• _DATA FOR THIS EXERCISE_
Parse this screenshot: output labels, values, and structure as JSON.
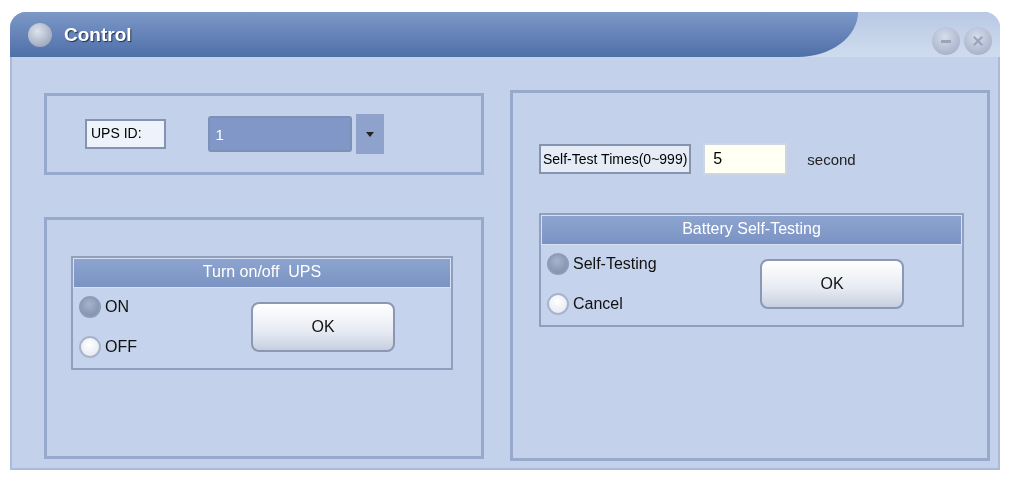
{
  "window": {
    "title": "Control"
  },
  "ups_id": {
    "label": "UPS ID:",
    "value": "1"
  },
  "power_group": {
    "title": "Turn on/off  UPS",
    "button": "OK",
    "options": [
      {
        "label": "ON",
        "selected": true
      },
      {
        "label": "OFF",
        "selected": false
      }
    ]
  },
  "self_test": {
    "label": "Self-Test Times(0~999)",
    "value": "5",
    "unit": "second"
  },
  "battery_group": {
    "title": "Battery Self-Testing",
    "button": "OK",
    "options": [
      {
        "label": "Self-Testing",
        "selected": true
      },
      {
        "label": "Cancel",
        "selected": false
      }
    ]
  }
}
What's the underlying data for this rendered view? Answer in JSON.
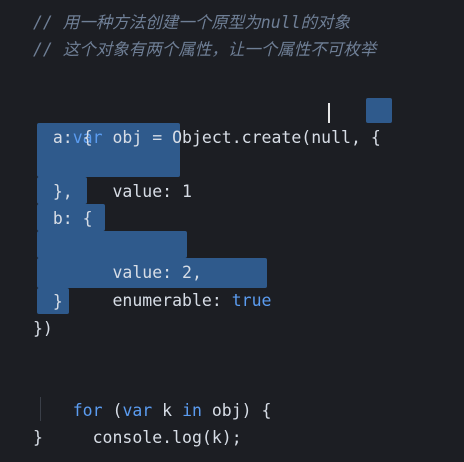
{
  "code": {
    "comment1": "// 用一种方法创建一个原型为null的对象",
    "comment2": "// 这个对象有两个属性，让一个属性不可枚举",
    "l4_var": "var",
    "l4_obj": " obj = ",
    "l4_Object": "Object",
    "l4_create": ".create(",
    "l4_null": "null",
    "l4_rest": ", {",
    "l5": "  a: {",
    "l6_key": "    value: ",
    "l6_val": "1",
    "l7": "  },",
    "l8": "  b: {",
    "l9_key": "    value: ",
    "l9_val": "2",
    "l9_comma": ",",
    "l10_key": "    enumerable: ",
    "l10_val": "true",
    "l11": "  }",
    "l12": "})",
    "l14_for": "for",
    "l14_open": " (",
    "l14_var": "var",
    "l14_k": " k ",
    "l14_in": "in",
    "l14_rest": " obj) {",
    "l15_console": "  console",
    "l15_log": ".log(k);",
    "l16": "}"
  },
  "colors": {
    "background": "#1c1e23",
    "selection": "#2f5a8c",
    "keyword": "#5b9cf0",
    "comment": "#6f7f96",
    "text": "#d7dde6"
  }
}
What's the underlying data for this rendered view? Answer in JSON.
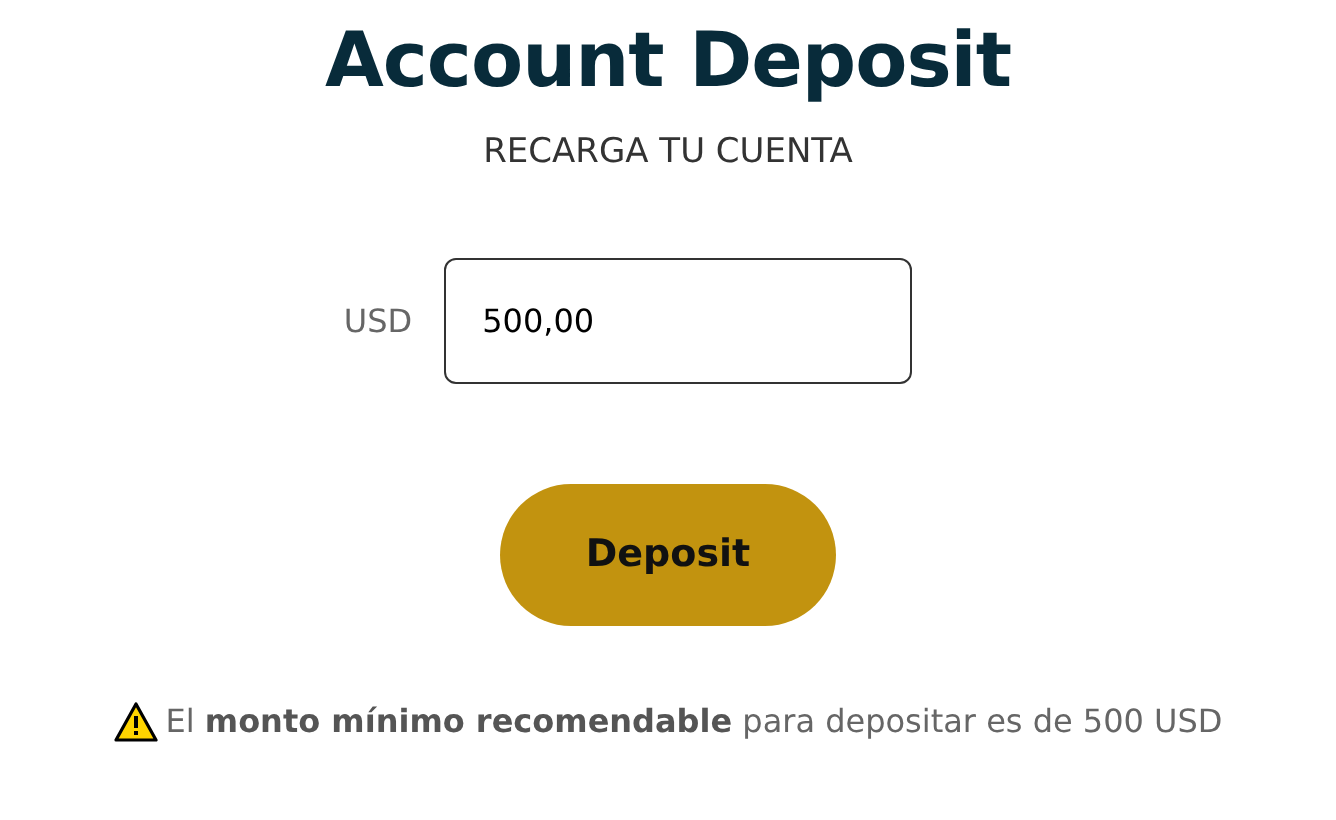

• _WHAT YOU ARE ASKED TO DO_
Quote the records above in full, dropping each picture.

• _FULL OUTPUT_
Parse this screenshot: output labels, values, and structure as JSON.
{
  "window": {
    "title": "Control"
  },
  "ups_id": {
    "label": "UPS ID:",
    "value": "1"
  },
  "power_group": {
    "title": "Turn on/off  UPS",
    "button": "OK",
    "options": [
      {
        "label": "ON",
        "selected": true
      },
      {
        "label": "OFF",
        "selected": false
      }
    ]
  },
  "self_test": {
    "label": "Self-Test Times(0~999)",
    "value": "5",
    "unit": "second"
  },
  "battery_group": {
    "title": "Battery Self-Testing",
    "button": "OK",
    "options": [
      {
        "label": "Self-Testing",
        "selected": true
      },
      {
        "label": "Cancel",
        "selected": false
      }
    ]
  }
}
What's the underlying data for this rendered view? Answer in JSON.
{
  "code": {
    "comment1": "// 用一种方法创建一个原型为null的对象",
    "comment2": "// 这个对象有两个属性，让一个属性不可枚举",
    "l4_var": "var",
    "l4_obj": " obj = ",
    "l4_Object": "Object",
    "l4_create": ".create(",
    "l4_null": "null",
    "l4_rest": ", {",
    "l5": "  a: {",
    "l6_key": "    value: ",
    "l6_val": "1",
    "l7": "  },",
    "l8": "  b: {",
    "l9_key": "    value: ",
    "l9_val": "2",
    "l9_comma": ",",
    "l10_key": "    enumerable: ",
    "l10_val": "true",
    "l11": "  }",
    "l12": "})",
    "l14_for": "for",
    "l14_open": " (",
    "l14_var": "var",
    "l14_k": " k ",
    "l14_in": "in",
    "l14_rest": " obj) {",
    "l15_console": "  console",
    "l15_log": ".log(k);",
    "l16": "}"
  },
  "colors": {
    "background": "#1c1e23",
    "selection": "#2f5a8c",
    "keyword": "#5b9cf0",
    "comment": "#6f7f96",
    "text": "#d7dde6"
  }
}
What's the underlying data for this rendered view? Answer in JSON.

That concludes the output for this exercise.